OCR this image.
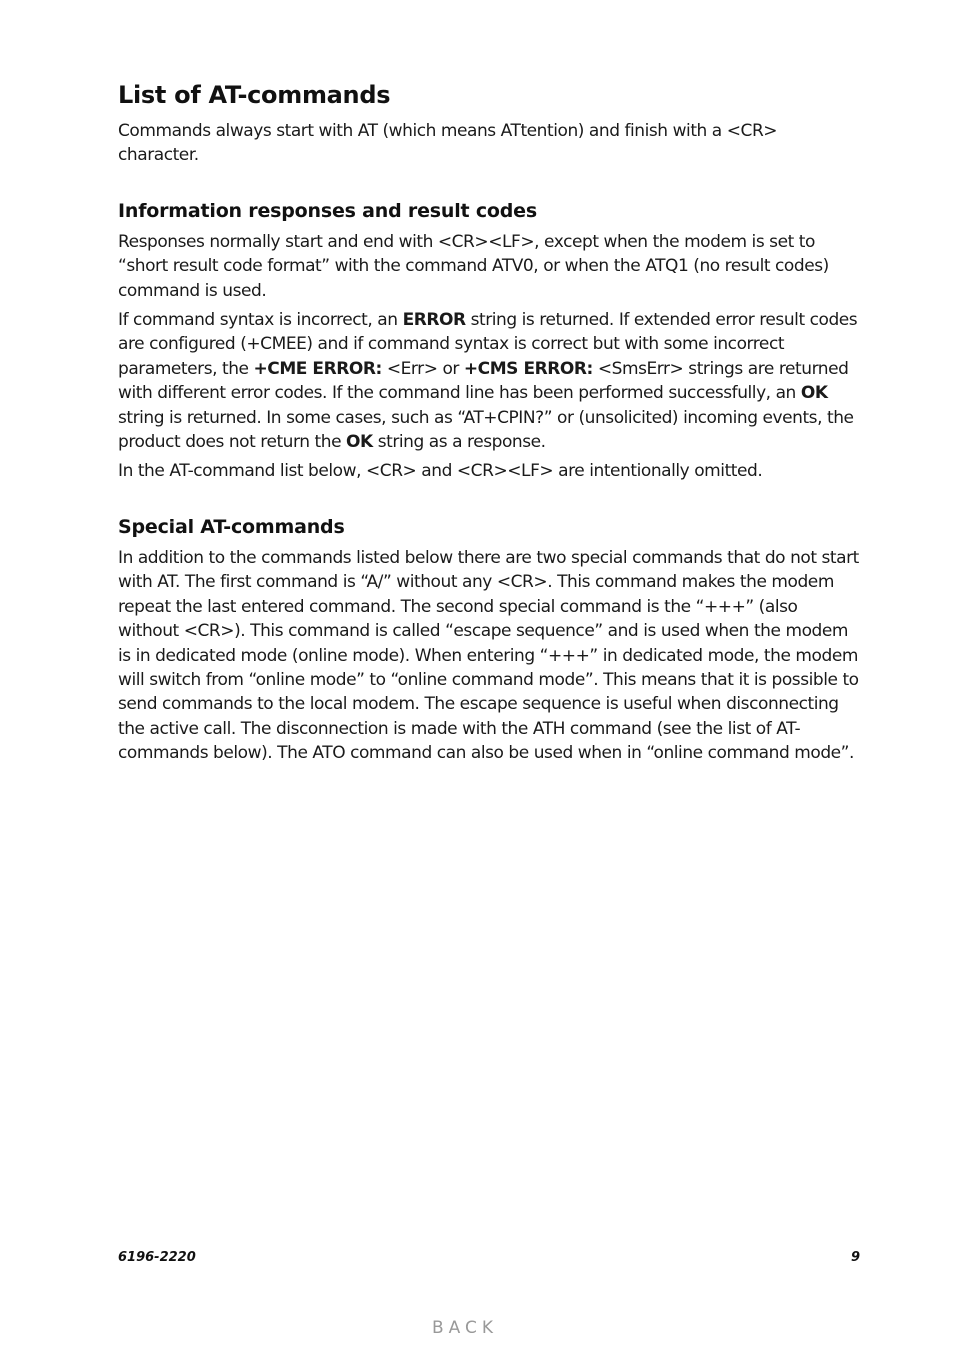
List of AT-commands

Commands always start with AT (which means ATtention) and finish with a <CR> character.

Information responses and result codes

Responses normally start and end with <CR><LF>, except when the modem is set to “short result code format” with the command ATV0, or when the ATQ1 (no result codes) command is used.

If command syntax is incorrect, an ERROR string is returned. If extended error result codes are configured (+CMEE) and if command syntax is correct but with some incorrect parameters, the +CME ERROR: <Err> or +CMS ERROR: <SmsErr> strings are returned with different error codes. If the command line has been performed successfully, an OK string is returned. In some cases, such as “AT+CPIN?” or (unsolicited) incoming events, the product does not return the OK string as a response.

In the AT-command list below, <CR> and <CR><LF> are intentionally omitted.

Special AT-commands

In addition to the commands listed below there are two special commands that do not start with AT. The first command is “A/” without any <CR>. This command makes the modem repeat the last entered command. The second special command is the “+++” (also without <CR>). This command is called “escape sequence” and is used when the modem is in dedicated mode (online mode). When entering “+++” in dedicated mode, the modem will switch from “online mode” to “online command mode”. This means that it is possible to send commands to the local modem. The escape sequence is useful when disconnecting the active call. The disconnection is made with the ATH command (see the list of AT-commands below). The ATO command can also be used when in “online command mode”.

6196-2220	9
BACK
....
> **DESCRIPTION OF THE TASK**
Report the number of lines in the entries above that include the string "below". Give nothing but the number.

> **ANSWER**
2